> **RECORDS PROVIDED**:
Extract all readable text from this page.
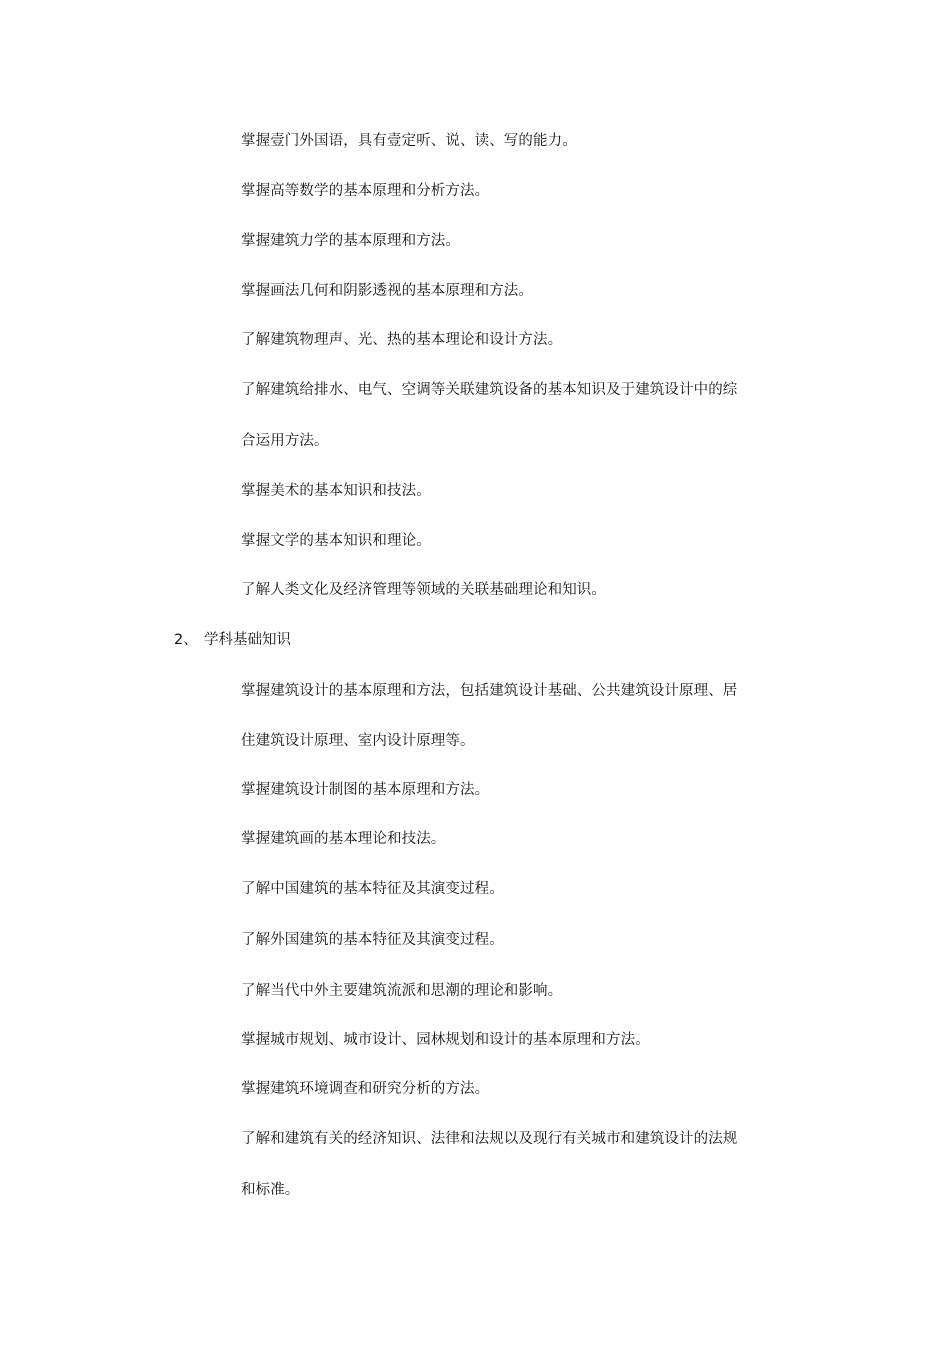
掌握壹门外国语，具有壹定听、说、读、写的能力。
掌握高等数学的基本原理和分析方法。
掌握建筑力学的基本原理和方法。
掌握画法几何和阴影透视的基本原理和方法。
了解建筑物理声、光、热的基本理论和设计方法。
了解建筑给排水、电气、空调等关联建筑设备的基本知识及于建筑设计中的综
合运用方法。
掌握美术的基本知识和技法。
掌握文学的基本知识和理论。
了解人类文化及经济管理等领域的关联基础理论和知识。
2、 学科基础知识
掌握建筑设计的基本原理和方法，包括建筑设计基础、公共建筑设计原理、居
住建筑设计原理、室内设计原理等。
掌握建筑设计制图的基本原理和方法。
掌握建筑画的基本理论和技法。
了解中国建筑的基本特征及其演变过程。
了解外国建筑的基本特征及其演变过程。
了解当代中外主要建筑流派和思潮的理论和影响。
掌握城市规划、城市设计、园林规划和设计的基本原理和方法。
掌握建筑环境调查和研究分析的方法。
了解和建筑有关的经济知识、法律和法规以及现行有关城市和建筑设计的法规
和标准。
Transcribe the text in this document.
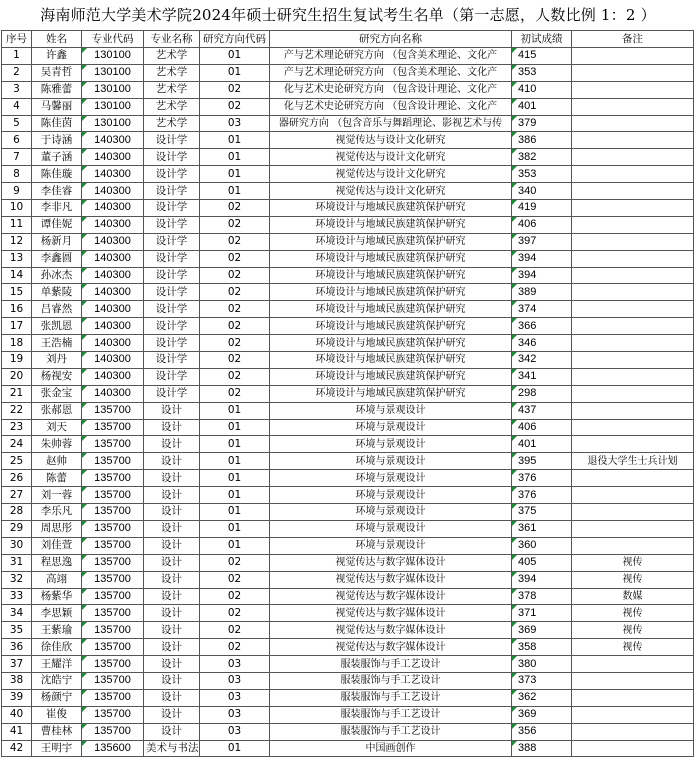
海南师范大学美术学院2024年硕士研究生招生复试考生名单（第一志愿，人数比例 1：2 ）
序号	姓名	专业代码	专业名称	研究方向代码	研究方向名称	初试成绩	备注
1	许鑫	130100	艺术学	01	产与艺术理论研究方向 （包含美术理论、文化产	415	
2	吴青哲	130100	艺术学	01	产与艺术理论研究方向 （包含美术理论、文化产	353	
3	陈雅蕾	130100	艺术学	02	化与艺术史论研究方向 （包含设计理论、文化产	410	
4	马馨丽	130100	艺术学	02	化与艺术史论研究方向 （包含设计理论、文化产	401	
5	陈佳茵	130100	艺术学	03	器研究方向 （包含音乐与舞蹈理论、影视艺术与传	379	
6	于诗涵	140300	设计学	01	视觉传达与设计文化研究	386	
7	董子涵	140300	设计学	01	视觉传达与设计文化研究	382	
8	陈佳璇	140300	设计学	01	视觉传达与设计文化研究	353	
9	李佳睿	140300	设计学	01	视觉传达与设计文化研究	340	
10	李非凡	140300	设计学	02	环境设计与地域民族建筑保护研究	419	
11	谭佳妮	140300	设计学	02	环境设计与地域民族建筑保护研究	406	
12	杨新月	140300	设计学	02	环境设计与地域民族建筑保护研究	397	
13	李鑫圆	140300	设计学	02	环境设计与地域民族建筑保护研究	394	
14	孙冰杰	140300	设计学	02	环境设计与地域民族建筑保护研究	394	
15	单紫陵	140300	设计学	02	环境设计与地域民族建筑保护研究	389	
16	吕睿然	140300	设计学	02	环境设计与地域民族建筑保护研究	374	
17	张凯恩	140300	设计学	02	环境设计与地域民族建筑保护研究	366	
18	王浩楠	140300	设计学	02	环境设计与地域民族建筑保护研究	346	
19	刘丹	140300	设计学	02	环境设计与地域民族建筑保护研究	342	
20	杨视安	140300	设计学	02	环境设计与地域民族建筑保护研究	341	
21	张金宝	140300	设计学	02	环境设计与地域民族建筑保护研究	298	
22	张郝恩	135700	设计	01	环境与景观设计	437	
23	刘天	135700	设计	01	环境与景观设计	406	
24	朱帅蓉	135700	设计	01	环境与景观设计	401	
25	赵帅	135700	设计	01	环境与景观设计	395	退役大学生士兵计划
26	陈蕾	135700	设计	01	环境与景观设计	376	
27	刘一蓉	135700	设计	01	环境与景观设计	376	
28	李乐凡	135700	设计	01	环境与景观设计	375	
29	周思彤	135700	设计	01	环境与景观设计	361	
30	刘佳萱	135700	设计	01	环境与景观设计	360	
31	程思逸	135700	设计	02	视觉传达与数字媒体设计	405	视传
32	高翊	135700	设计	02	视觉传达与数字媒体设计	394	视传
33	杨紫华	135700	设计	02	视觉传达与数字媒体设计	378	数媒
34	李思颖	135700	设计	02	视觉传达与数字媒体设计	371	视传
35	王紫瑜	135700	设计	02	视觉传达与数字媒体设计	369	视传
36	徐佳欣	135700	设计	02	视觉传达与数字媒体设计	358	视传
37	王耀洋	135700	设计	03	服装服饰与手工艺设计	380	
38	沈皓宁	135700	设计	03	服装服饰与手工艺设计	373	
39	杨颜宁	135700	设计	03	服装服饰与手工艺设计	362	
40	崔俊	135700	设计	03	服装服饰与手工艺设计	369	
41	曹桂林	135700	设计	03	服装服饰与手工艺设计	356	
42	王明宇	135600	美术与书法	01	中国画创作	388	
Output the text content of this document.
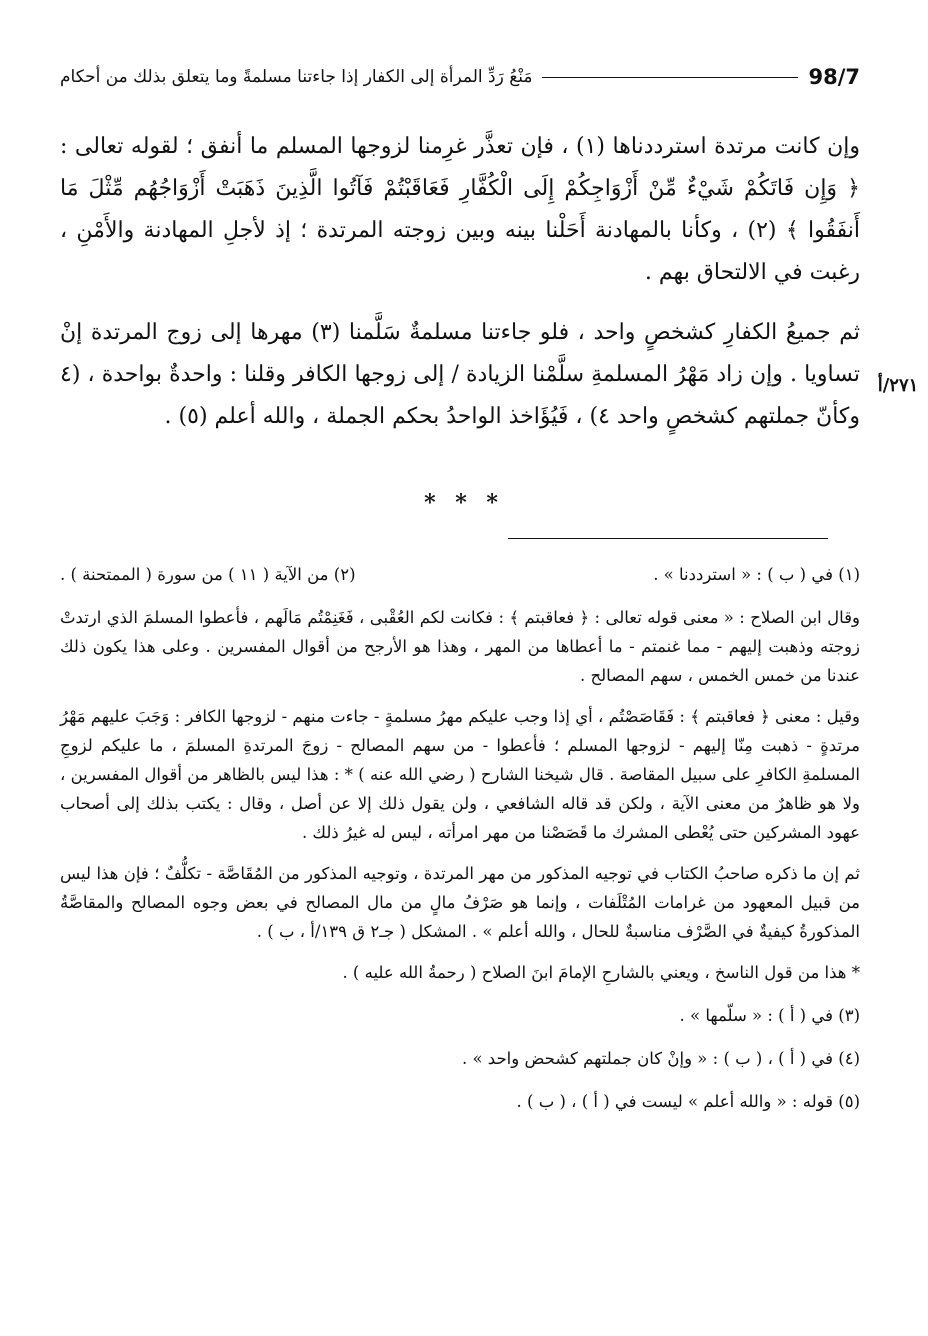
98/7
مَنْعُ رَدِّ المرأة إلى الكفار إذا جاءتنا مسلمةً وما يتعلق بذلك من أحكام

وإن كانت مرتدة استرددناها (١) ، فإن تعذَّر غرِمنا لزوجها المسلم ما أنفق ؛ لقوله تعالى : ﴿ وَإِن فَاتَكُمْ شَيْءٌ مِّنْ أَزْوَاجِكُمْ إِلَى الْكُفَّارِ فَعَاقَبْتُمْ فَآتُوا الَّذِينَ ذَهَبَتْ أَزْوَاجُهُم مِّثْلَ مَا أَنفَقُوا ﴾ (٢) ، وكأنا بالمهادنة أَحَلْنا بينه وبين زوجته المرتدة ؛ إذ لأجلِ المهادنة والأَمْنِ ، رغبت في الالتحاق بهم .

ثم جميعُ الكفارِ كشخصٍ واحد ، فلو جاءتنا مسلمةٌ سَلَّمنا (٣) مهرها إلى زوج المرتدة إنْ تساويا . وإن زاد مَهْرُ المسلمةِ سلَّمْنا الزيادة / إلى زوجها الكافر وقلنا : واحدةٌ بواحدة ، (٤ وكأنّ جملتهم كشخصٍ واحد ٤) ، فَيُؤَاخذ الواحدُ بحكم الجملة ، والله أعلم (٥) .

٢٧١/أ
* * *
(١) في ( ب ) : « استرددنا » .
(٢) من الآية ( ١١ ) من سورة ( الممتحنة ) .

وقال ابن الصلاح : « معنى قوله تعالى : ﴿ فعاقبتم ﴾ : فكانت لكم العُقْبى ، فَغَنِمْتُم مَالَهم ، فأعطوا المسلمَ الذي ارتدتْ زوجته وذهبت إليهم - مما غنمتم - ما أعطاها من المهر ، وهذا هو الأرجح من أقوال المفسرين . وعلى هذا يكون ذلك عندنا من خمس الخمس ، سهم المصالح .

وقيل : معنى ﴿ فعاقبتم ﴾ : فَقَاصَصْتُم ، أي إذا وجب عليكم مهرُ مسلمةٍ - جاءت منهم - لزوجها الكافر : وَجَبَ عليهم مَهْرُ مرتدةٍ - ذهبت مِنّا إليهم - لزوجها المسلم ؛ فأعطوا - من سهم المصالح - زوجَ المرتدةِ المسلمَ ، ما عليكم لزوجِ المسلمةِ الكافرِ على سبيل المقاصة . قال شيخنا الشارح ( رضي الله عنه ) * : هذا ليس بالظاهر من أقوال المفسرين ، ولا هو ظاهرٌ من معنى الآية ، ولكن قد قاله الشافعي ، ولن يقول ذلك إلا عن أصل ، وقال : يكتب بذلك إلى أصحاب عهود المشركين حتى يُعْطى المشرك ما قَصَصْنا من مهر امرأته ، ليس له غيرُ ذلك .

ثم إن ما ذكره صاحبُ الكتاب في توجيه المذكور من مهر المرتدة ، وتوجيه المذكور من المُقَاصَّة - تكلُّفٌ ؛ فإن هذا ليس من قبيل المعهود من غرامات المُتْلَفات ، وإنما هو صَرْفُ مالٍ من مال المصالح في بعض وجوه المصالح والمقاصَّةُ المذكورةُ كيفيةٌ في الصَّرْف مناسبةٌ للحال ، والله أعلم » . المشكل ( جـ٢ ق ١٣٩/أ ، ب ) .

* هذا من قول الناسخ ، ويعني بالشارحِ الإمامَ ابنَ الصلاح ( رحمةُ الله عليه ) .

(٣) في ( أ ) : « سلّمها » .

(٤) في ( أ ) ، ( ب ) : « وإنْ كان جملتهم كشحض واحد » .

(٥) قوله : « والله أعلم » ليست في ( أ ) ، ( ب ) .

> **EXERCISE**: Filter the data, keeping only the lines that contain "text".

> **COMPLETE RESPONSE**:
Extract all readable text from this page.
Transcribe the text in this document.
Output the text content of this document.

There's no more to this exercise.